#### Items from a dataset:
════════════════
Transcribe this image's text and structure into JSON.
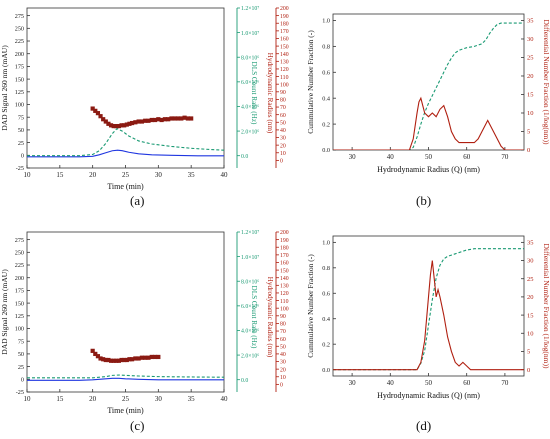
{
  "colors": {
    "blue": "#1f36e0",
    "green": "#1a9a73",
    "red": "#b01f10",
    "marker": "#8b1a12",
    "axis": "#333333"
  },
  "panel_labels": [
    "(a)",
    "(b)",
    "(c)",
    "(d)"
  ],
  "chart_data": [
    {
      "id": "a",
      "type": "line",
      "xlabel": "Time (min)",
      "xlim": [
        10,
        40
      ],
      "xticks": [
        10,
        15,
        20,
        25,
        30,
        35,
        40
      ],
      "y_left": {
        "label": "DAD Signal 260 nm (mAU)",
        "ylim": [
          -25,
          290
        ],
        "ticks": [
          -25,
          0,
          25,
          50,
          75,
          100,
          125,
          150,
          175,
          200,
          225,
          250,
          275
        ]
      },
      "y_mid": {
        "label": "DLS Count Rate (Hz)",
        "ylim": [
          -1000000,
          12000000
        ],
        "ticks": [
          0,
          2000000,
          4000000,
          6000000,
          8000000,
          10000000,
          12000000
        ],
        "tick_labels": [
          "0.0",
          "2.0×10⁶",
          "4.0×10⁶",
          "6.0×10⁶",
          "8.0×10⁶",
          "1.0×10⁷",
          "1.2×10⁷"
        ]
      },
      "y_right": {
        "label": "Hydrodynamic Radius (nm)",
        "ylim": [
          -10,
          200
        ],
        "ticks": [
          0,
          10,
          20,
          30,
          40,
          50,
          60,
          70,
          80,
          90,
          100,
          110,
          120,
          130,
          140,
          150,
          160,
          170,
          180,
          190,
          200
        ]
      },
      "series": [
        {
          "axis": "left",
          "style": "solid",
          "color": "blue",
          "x": [
            10,
            18,
            20,
            21,
            22,
            23,
            23.8,
            24.5,
            25.5,
            27,
            29,
            32,
            36,
            40
          ],
          "y": [
            -3,
            -3,
            -2,
            1,
            5,
            9,
            10,
            9,
            6,
            3,
            1,
            0,
            -1,
            -1
          ]
        },
        {
          "axis": "mid",
          "style": "dashed",
          "color": "green",
          "x": [
            10,
            18,
            20,
            21,
            22,
            23,
            23.7,
            24.5,
            25.5,
            27,
            29,
            32,
            35,
            38,
            40
          ],
          "y": [
            0,
            0,
            100000,
            400000,
            1000000,
            1800000,
            2200000,
            2000000,
            1600000,
            1200000,
            950000,
            750000,
            600000,
            500000,
            450000
          ]
        },
        {
          "axis": "right",
          "style": "markers",
          "color": "marker",
          "x": [
            20,
            20.4,
            20.8,
            21.2,
            21.6,
            22,
            22.4,
            22.8,
            23.2,
            23.6,
            24,
            24.4,
            24.8,
            25.2,
            25.6,
            26,
            26.5,
            27,
            27.5,
            28,
            28.5,
            29,
            29.5,
            30,
            30.5,
            31,
            31.5,
            32,
            32.5,
            33,
            33.5,
            34,
            34.5,
            35
          ],
          "y": [
            68,
            65,
            62,
            58,
            54,
            51,
            48,
            46,
            45,
            45,
            45,
            46,
            46,
            47,
            48,
            49,
            50,
            51,
            51,
            52,
            52,
            53,
            53,
            54,
            53,
            54,
            54,
            55,
            55,
            55,
            55,
            56,
            55,
            55
          ]
        }
      ]
    },
    {
      "id": "b",
      "type": "line",
      "xlabel": "Hydrodynamic Radius (Q) (nm)",
      "xlim": [
        25,
        75
      ],
      "xticks": [
        30,
        40,
        50,
        60,
        70
      ],
      "y_left": {
        "label": "Cummulative Number Fraction (-)",
        "ylim": [
          0,
          1.05
        ],
        "ticks": [
          0.0,
          0.2,
          0.4,
          0.6,
          0.8,
          1.0
        ],
        "tick_labels": [
          "0.0",
          "0.2",
          "0.4",
          "0.6",
          "0.8",
          "1.0"
        ]
      },
      "y_right": {
        "label": "Differential Number Fraction (1/log(nm))",
        "ylim": [
          0,
          36.75
        ],
        "ticks": [
          0,
          5,
          10,
          15,
          20,
          25,
          30,
          35
        ]
      },
      "series": [
        {
          "axis": "left",
          "style": "dashed",
          "color": "green",
          "x": [
            25,
            45,
            46,
            47,
            48,
            49,
            50,
            51,
            52,
            53,
            54,
            55,
            56,
            57,
            58,
            59,
            60,
            62,
            64,
            65,
            66,
            67,
            68,
            69,
            70,
            72,
            75
          ],
          "y": [
            0,
            0,
            0.02,
            0.1,
            0.2,
            0.29,
            0.36,
            0.42,
            0.48,
            0.54,
            0.6,
            0.66,
            0.71,
            0.75,
            0.77,
            0.78,
            0.79,
            0.8,
            0.82,
            0.85,
            0.9,
            0.94,
            0.97,
            0.98,
            0.98,
            0.98,
            0.98
          ]
        },
        {
          "axis": "right",
          "style": "solid",
          "color": "red",
          "x": [
            25,
            45,
            46,
            47,
            47.5,
            48,
            48.5,
            49,
            50,
            51,
            52,
            53,
            54,
            55,
            56,
            57,
            58,
            59,
            60,
            61,
            62,
            63,
            64,
            65,
            65.5,
            66,
            67,
            68,
            69,
            70,
            75
          ],
          "y": [
            0,
            0,
            3,
            10,
            13,
            14,
            12,
            10,
            9,
            10,
            9,
            11,
            12,
            9,
            5,
            3,
            2,
            2,
            2,
            2,
            2,
            3,
            5,
            7,
            8,
            7,
            5,
            3,
            1,
            0,
            0
          ]
        }
      ]
    },
    {
      "id": "c",
      "type": "line",
      "xlabel": "Time (min)",
      "xlim": [
        10,
        40
      ],
      "xticks": [
        10,
        15,
        20,
        25,
        30,
        35,
        40
      ],
      "y_left": {
        "label": "DAD Signal 260 nm (mAU)",
        "ylim": [
          -25,
          290
        ],
        "ticks": [
          -25,
          0,
          25,
          50,
          75,
          100,
          125,
          150,
          175,
          200,
          225,
          250,
          275
        ]
      },
      "y_mid": {
        "label": "DLS Count Rate (Hz)",
        "ylim": [
          -1000000,
          12000000
        ],
        "ticks": [
          0,
          2000000,
          4000000,
          6000000,
          8000000,
          10000000,
          12000000
        ],
        "tick_labels": [
          "0.0",
          "2.0×10⁶",
          "4.0×10⁶",
          "6.0×10⁶",
          "8.0×10⁶",
          "1.0×10⁷",
          "1.2×10⁷"
        ]
      },
      "y_right": {
        "label": "Hydrodynamic Radius (nm)",
        "ylim": [
          -10,
          200
        ],
        "ticks": [
          0,
          10,
          20,
          30,
          40,
          50,
          60,
          70,
          80,
          90,
          100,
          110,
          120,
          130,
          140,
          150,
          160,
          170,
          180,
          190,
          200
        ]
      },
      "series": [
        {
          "axis": "left",
          "style": "solid",
          "color": "blue",
          "x": [
            10,
            18,
            20,
            22,
            23,
            24,
            25,
            27,
            30,
            35,
            40
          ],
          "y": [
            -2,
            -2,
            -1,
            1,
            2,
            2,
            1,
            0,
            -1,
            -1,
            -1
          ]
        },
        {
          "axis": "mid",
          "style": "dashed",
          "color": "green",
          "x": [
            10,
            20,
            22,
            23,
            24,
            25,
            27,
            30,
            35,
            40
          ],
          "y": [
            150000,
            150000,
            250000,
            350000,
            380000,
            350000,
            300000,
            250000,
            220000,
            200000
          ]
        },
        {
          "axis": "right",
          "style": "markers",
          "color": "marker",
          "x": [
            20,
            20.4,
            20.8,
            21.2,
            21.6,
            22,
            22.4,
            22.8,
            23.2,
            23.6,
            24,
            24.4,
            24.8,
            25.2,
            25.6,
            26,
            26.5,
            27,
            27.5,
            28,
            28.5,
            29,
            29.5,
            30
          ],
          "y": [
            44,
            40,
            37,
            34,
            33,
            32,
            32,
            31,
            31,
            31,
            31,
            32,
            32,
            32,
            33,
            33,
            34,
            34,
            35,
            35,
            35,
            36,
            36,
            36
          ]
        }
      ]
    },
    {
      "id": "d",
      "type": "line",
      "xlabel": "Hydrodynamic Radius (Q) (nm)",
      "xlim": [
        25,
        75
      ],
      "xticks": [
        30,
        40,
        50,
        60,
        70
      ],
      "y_left": {
        "label": "Cummulative Number Fraction (-)",
        "ylim": [
          -0.05,
          1.05
        ],
        "ticks": [
          0.0,
          0.2,
          0.4,
          0.6,
          0.8,
          1.0
        ],
        "tick_labels": [
          "0.0",
          "0.2",
          "0.4",
          "0.6",
          "0.8",
          "1.0"
        ]
      },
      "y_right": {
        "label": "Differential Number Fraction (1/log(nm))",
        "ylim": [
          -1.75,
          36.75
        ],
        "ticks": [
          0,
          5,
          10,
          15,
          20,
          25,
          30,
          35
        ]
      },
      "series": [
        {
          "axis": "left",
          "style": "dashed",
          "color": "green",
          "x": [
            25,
            47,
            48,
            49,
            50,
            51,
            52,
            53,
            54,
            55,
            56,
            57,
            58,
            60,
            62,
            65,
            70,
            75
          ],
          "y": [
            0,
            0,
            0.05,
            0.15,
            0.35,
            0.55,
            0.72,
            0.82,
            0.87,
            0.89,
            0.9,
            0.91,
            0.92,
            0.94,
            0.95,
            0.95,
            0.95,
            0.95
          ]
        },
        {
          "axis": "right",
          "style": "solid",
          "color": "red",
          "x": [
            25,
            47,
            48,
            49,
            49.5,
            50,
            50.5,
            51,
            51.5,
            52,
            52.5,
            53,
            54,
            55,
            56,
            57,
            58,
            59,
            60,
            61,
            62,
            75
          ],
          "y": [
            0,
            0,
            2,
            8,
            14,
            20,
            26,
            30,
            25,
            20,
            22,
            20,
            15,
            9,
            5,
            2,
            1,
            2,
            1,
            0,
            0,
            0
          ]
        }
      ]
    }
  ]
}
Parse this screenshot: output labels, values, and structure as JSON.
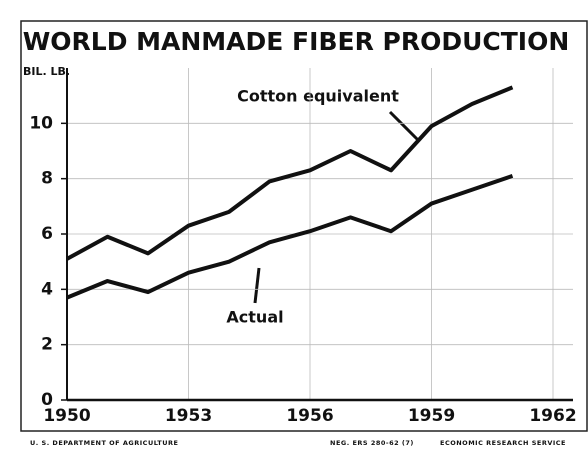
{
  "chart_data": {
    "type": "line",
    "title": "WORLD MANMADE FIBER PRODUCTION",
    "y_label": "BIL. LB.",
    "x": [
      1950,
      1951,
      1952,
      1953,
      1954,
      1955,
      1956,
      1957,
      1958,
      1959,
      1960,
      1961
    ],
    "series": [
      {
        "name": "Cotton equivalent",
        "color": "#111111",
        "values": [
          5.1,
          5.9,
          5.3,
          6.3,
          6.8,
          7.9,
          8.3,
          9.0,
          8.3,
          9.9,
          10.7,
          11.3
        ]
      },
      {
        "name": "Actual",
        "color": "#111111",
        "values": [
          3.7,
          4.3,
          3.9,
          4.6,
          5.0,
          5.7,
          6.1,
          6.6,
          6.1,
          7.1,
          7.6,
          8.1
        ]
      }
    ],
    "xlim": [
      1950,
      1962
    ],
    "xticks": [
      1950,
      1953,
      1956,
      1959,
      1962
    ],
    "ylim": [
      0,
      12
    ],
    "yticks": [
      0,
      2,
      4,
      6,
      8,
      10
    ],
    "grid": true,
    "footer": {
      "left": "U. S. DEPARTMENT OF AGRICULTURE",
      "neg": "NEG. ERS 280-62 (7)",
      "right": "ECONOMIC RESEARCH SERVICE"
    }
  }
}
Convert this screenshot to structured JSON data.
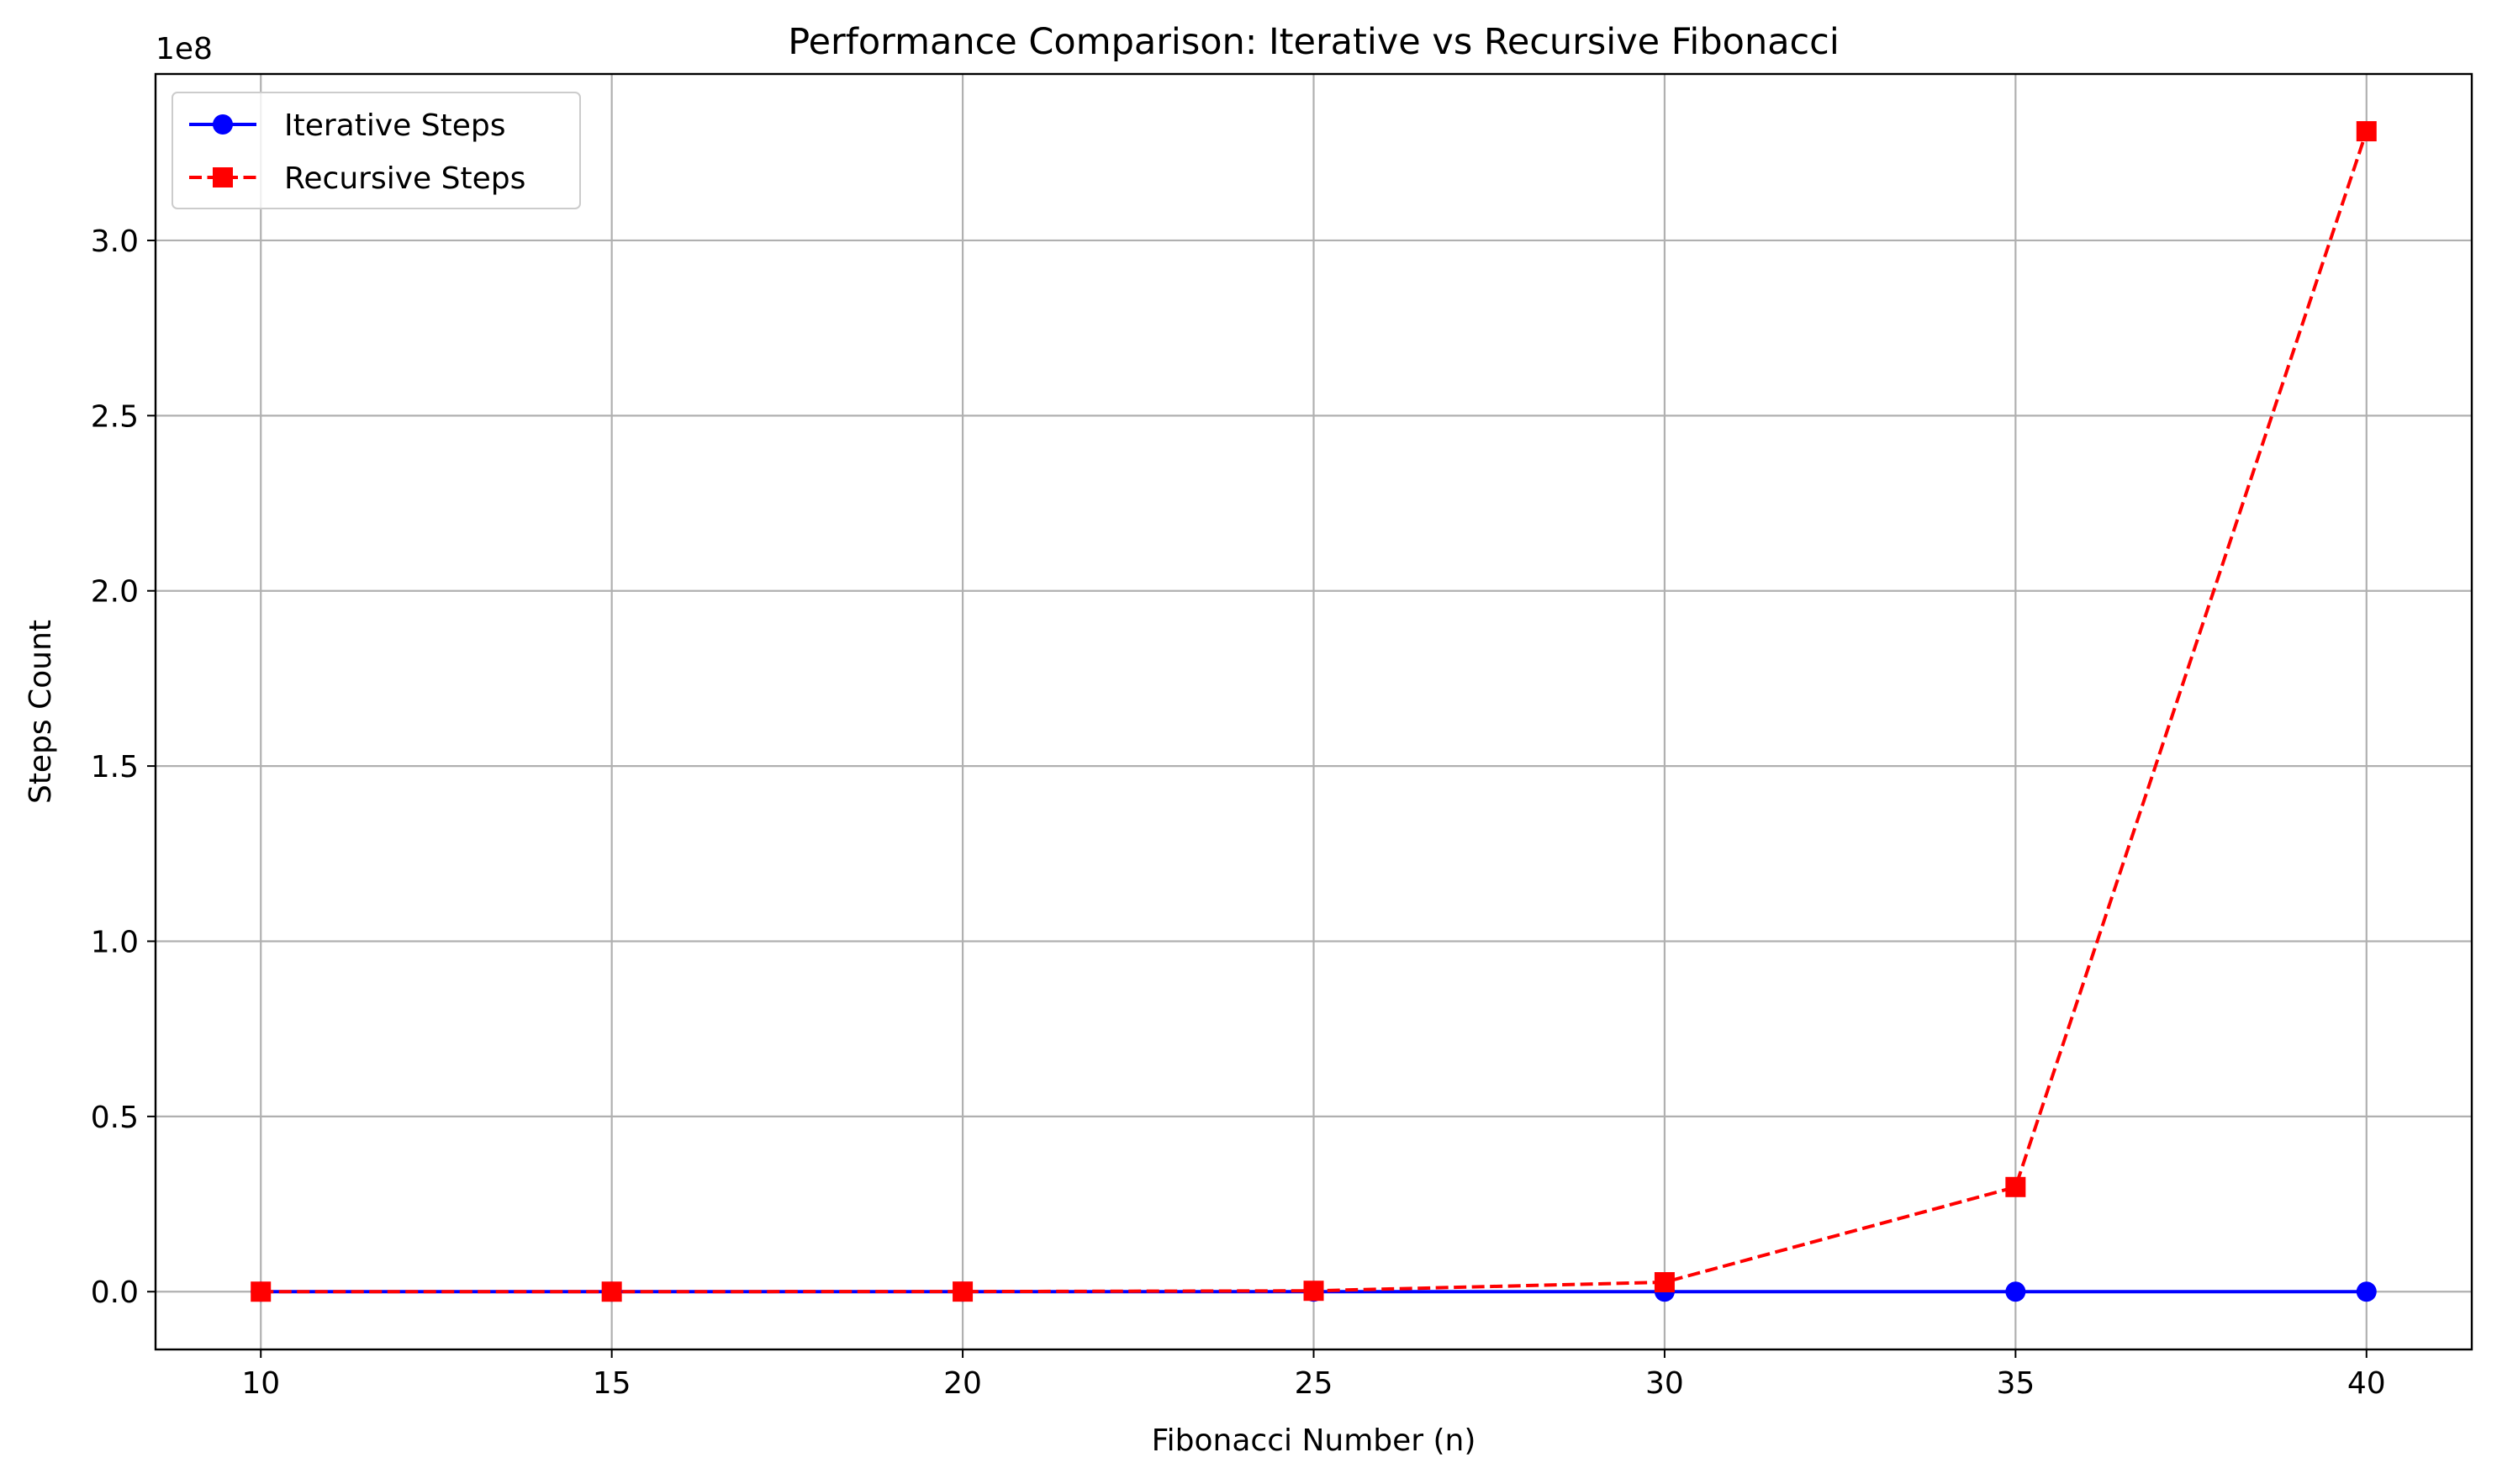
{
  "chart_data": {
    "type": "line",
    "title": "Performance Comparison: Iterative vs Recursive Fibonacci",
    "xlabel": "Fibonacci Number (n)",
    "ylabel": "Steps Count",
    "y_offset_label": "1e8",
    "x": [
      10,
      15,
      20,
      25,
      30,
      35,
      40
    ],
    "x_tick_labels": [
      "10",
      "15",
      "20",
      "25",
      "30",
      "35",
      "40"
    ],
    "y_ticks": [
      0.0,
      0.5,
      1.0,
      1.5,
      2.0,
      2.5,
      3.0
    ],
    "y_tick_labels": [
      "0.0",
      "0.5",
      "1.0",
      "1.5",
      "2.0",
      "2.5",
      "3.0"
    ],
    "y_scale": 100000000,
    "xlim": [
      8.5,
      41.5
    ],
    "ylim": [
      -16500000,
      347500000
    ],
    "grid": true,
    "legend_position": "upper-left",
    "series": [
      {
        "name": "Iterative Steps",
        "values": [
          10,
          15,
          20,
          25,
          30,
          35,
          40
        ],
        "color": "#0000ff",
        "marker": "circle",
        "line_style": "solid"
      },
      {
        "name": "Recursive Steps",
        "values": [
          177,
          1973,
          21891,
          242785,
          2692537,
          29860703,
          331160281
        ],
        "color": "#ff0000",
        "marker": "square",
        "line_style": "dashed"
      }
    ]
  }
}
════════════════
#### Task goal:
State how many lines of the records above contain the word "Fibonacci", giving only that number.

#### Expected answer:
2